# Aim of the exercise
From the entries below, copy every line that holds the word "含椰油精华去油污".

# Information shown
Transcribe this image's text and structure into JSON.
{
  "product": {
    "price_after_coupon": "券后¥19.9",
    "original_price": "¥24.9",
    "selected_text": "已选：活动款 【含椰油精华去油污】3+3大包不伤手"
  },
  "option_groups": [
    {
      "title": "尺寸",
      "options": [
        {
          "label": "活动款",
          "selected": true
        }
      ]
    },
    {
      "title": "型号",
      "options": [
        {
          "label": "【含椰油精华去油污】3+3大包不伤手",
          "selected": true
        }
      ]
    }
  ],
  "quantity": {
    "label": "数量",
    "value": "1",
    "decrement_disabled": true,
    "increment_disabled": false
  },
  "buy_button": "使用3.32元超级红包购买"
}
---
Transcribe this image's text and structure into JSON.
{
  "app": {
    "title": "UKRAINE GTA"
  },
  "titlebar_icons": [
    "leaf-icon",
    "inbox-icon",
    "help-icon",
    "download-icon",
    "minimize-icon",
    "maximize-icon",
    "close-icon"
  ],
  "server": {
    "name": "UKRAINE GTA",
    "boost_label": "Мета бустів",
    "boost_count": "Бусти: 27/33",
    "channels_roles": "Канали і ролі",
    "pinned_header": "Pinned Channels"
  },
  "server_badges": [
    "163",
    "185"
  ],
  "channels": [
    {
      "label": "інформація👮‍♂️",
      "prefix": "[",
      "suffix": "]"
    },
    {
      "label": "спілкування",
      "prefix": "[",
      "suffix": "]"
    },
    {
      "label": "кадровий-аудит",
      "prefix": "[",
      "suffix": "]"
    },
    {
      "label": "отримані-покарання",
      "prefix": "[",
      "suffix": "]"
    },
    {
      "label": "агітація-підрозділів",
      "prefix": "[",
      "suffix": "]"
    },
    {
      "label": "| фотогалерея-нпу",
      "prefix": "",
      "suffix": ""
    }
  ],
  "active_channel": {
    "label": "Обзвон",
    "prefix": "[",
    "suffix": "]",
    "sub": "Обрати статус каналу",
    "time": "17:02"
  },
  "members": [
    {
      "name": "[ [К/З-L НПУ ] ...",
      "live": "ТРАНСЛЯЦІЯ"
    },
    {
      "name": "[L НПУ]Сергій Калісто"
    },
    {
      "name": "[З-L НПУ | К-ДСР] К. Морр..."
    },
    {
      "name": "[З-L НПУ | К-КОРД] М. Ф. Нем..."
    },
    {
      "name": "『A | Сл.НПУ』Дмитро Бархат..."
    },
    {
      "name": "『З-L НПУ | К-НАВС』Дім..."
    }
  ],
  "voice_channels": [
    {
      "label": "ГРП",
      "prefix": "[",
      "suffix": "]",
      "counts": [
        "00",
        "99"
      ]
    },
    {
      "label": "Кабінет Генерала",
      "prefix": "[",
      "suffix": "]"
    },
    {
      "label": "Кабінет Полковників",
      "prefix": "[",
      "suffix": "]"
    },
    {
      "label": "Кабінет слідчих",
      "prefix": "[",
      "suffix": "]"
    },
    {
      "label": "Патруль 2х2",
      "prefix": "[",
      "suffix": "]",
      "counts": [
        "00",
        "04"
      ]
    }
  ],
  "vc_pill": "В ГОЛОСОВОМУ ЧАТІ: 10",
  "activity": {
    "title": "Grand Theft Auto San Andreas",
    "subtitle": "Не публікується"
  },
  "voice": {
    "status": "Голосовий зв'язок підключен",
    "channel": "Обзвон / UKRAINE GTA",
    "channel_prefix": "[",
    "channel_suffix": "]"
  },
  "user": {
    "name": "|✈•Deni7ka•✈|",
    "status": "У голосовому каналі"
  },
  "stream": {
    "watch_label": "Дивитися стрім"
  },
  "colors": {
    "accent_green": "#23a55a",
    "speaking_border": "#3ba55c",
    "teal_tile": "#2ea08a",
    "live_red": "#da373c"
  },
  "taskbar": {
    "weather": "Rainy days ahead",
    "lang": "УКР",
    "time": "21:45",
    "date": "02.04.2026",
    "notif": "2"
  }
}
--
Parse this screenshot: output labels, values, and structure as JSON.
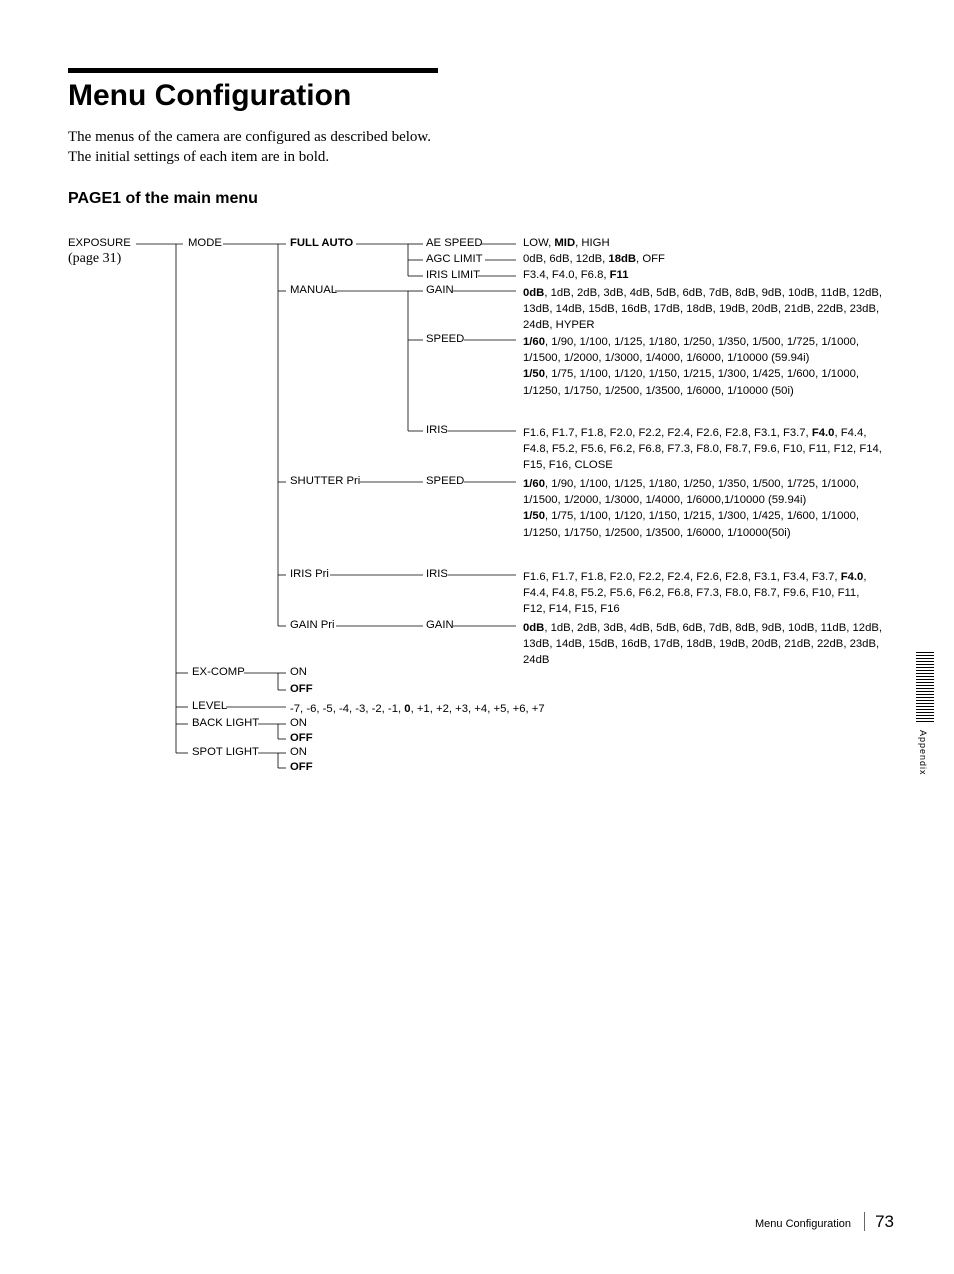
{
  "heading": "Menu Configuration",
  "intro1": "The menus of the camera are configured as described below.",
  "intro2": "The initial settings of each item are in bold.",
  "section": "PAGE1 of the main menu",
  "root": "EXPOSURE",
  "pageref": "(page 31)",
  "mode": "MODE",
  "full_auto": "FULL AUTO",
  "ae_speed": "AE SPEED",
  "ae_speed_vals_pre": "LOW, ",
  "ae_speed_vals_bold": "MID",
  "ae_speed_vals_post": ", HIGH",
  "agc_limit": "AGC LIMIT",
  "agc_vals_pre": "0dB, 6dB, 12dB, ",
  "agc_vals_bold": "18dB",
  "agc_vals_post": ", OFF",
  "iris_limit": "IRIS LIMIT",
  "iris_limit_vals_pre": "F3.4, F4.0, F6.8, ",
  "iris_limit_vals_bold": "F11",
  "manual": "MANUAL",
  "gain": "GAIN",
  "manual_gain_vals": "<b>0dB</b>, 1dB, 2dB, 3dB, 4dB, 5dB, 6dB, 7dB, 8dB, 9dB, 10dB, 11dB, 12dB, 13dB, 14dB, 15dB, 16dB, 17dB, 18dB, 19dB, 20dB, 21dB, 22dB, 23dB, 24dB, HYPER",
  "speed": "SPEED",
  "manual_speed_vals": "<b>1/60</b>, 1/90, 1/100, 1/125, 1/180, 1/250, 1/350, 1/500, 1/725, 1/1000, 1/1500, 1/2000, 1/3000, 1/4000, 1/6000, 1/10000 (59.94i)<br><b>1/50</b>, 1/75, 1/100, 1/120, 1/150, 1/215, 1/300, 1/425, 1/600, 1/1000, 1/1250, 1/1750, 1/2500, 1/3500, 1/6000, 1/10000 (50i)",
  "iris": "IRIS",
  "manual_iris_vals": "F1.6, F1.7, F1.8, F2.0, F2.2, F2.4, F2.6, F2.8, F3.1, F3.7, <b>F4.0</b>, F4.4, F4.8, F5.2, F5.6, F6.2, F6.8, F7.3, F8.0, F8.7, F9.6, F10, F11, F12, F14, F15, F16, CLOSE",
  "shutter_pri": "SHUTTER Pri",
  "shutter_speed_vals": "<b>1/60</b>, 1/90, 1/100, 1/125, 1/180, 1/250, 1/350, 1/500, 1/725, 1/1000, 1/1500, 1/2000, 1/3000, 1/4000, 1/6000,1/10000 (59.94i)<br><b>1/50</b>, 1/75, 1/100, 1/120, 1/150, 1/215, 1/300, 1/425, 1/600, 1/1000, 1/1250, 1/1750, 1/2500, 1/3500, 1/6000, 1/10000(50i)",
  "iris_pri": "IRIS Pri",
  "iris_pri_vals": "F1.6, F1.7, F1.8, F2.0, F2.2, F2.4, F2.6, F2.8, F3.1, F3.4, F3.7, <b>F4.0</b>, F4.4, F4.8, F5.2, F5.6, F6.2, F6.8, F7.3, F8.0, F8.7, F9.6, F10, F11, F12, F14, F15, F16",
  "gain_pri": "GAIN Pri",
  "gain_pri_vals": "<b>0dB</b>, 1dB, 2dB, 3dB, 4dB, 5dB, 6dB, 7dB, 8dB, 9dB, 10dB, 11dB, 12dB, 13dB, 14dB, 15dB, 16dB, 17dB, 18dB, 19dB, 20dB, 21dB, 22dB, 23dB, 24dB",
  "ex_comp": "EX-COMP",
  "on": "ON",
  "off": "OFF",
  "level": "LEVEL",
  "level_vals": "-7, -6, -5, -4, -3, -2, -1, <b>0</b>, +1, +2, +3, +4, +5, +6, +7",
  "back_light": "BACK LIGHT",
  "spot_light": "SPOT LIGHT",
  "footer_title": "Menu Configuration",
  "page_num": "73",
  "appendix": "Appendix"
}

# Exercise response
    "selected_text": "已选：活动款 【含椰油精华去油污】3+3大包不伤手"
          "label": "【含椰油精华去油污】3+3大包不伤手",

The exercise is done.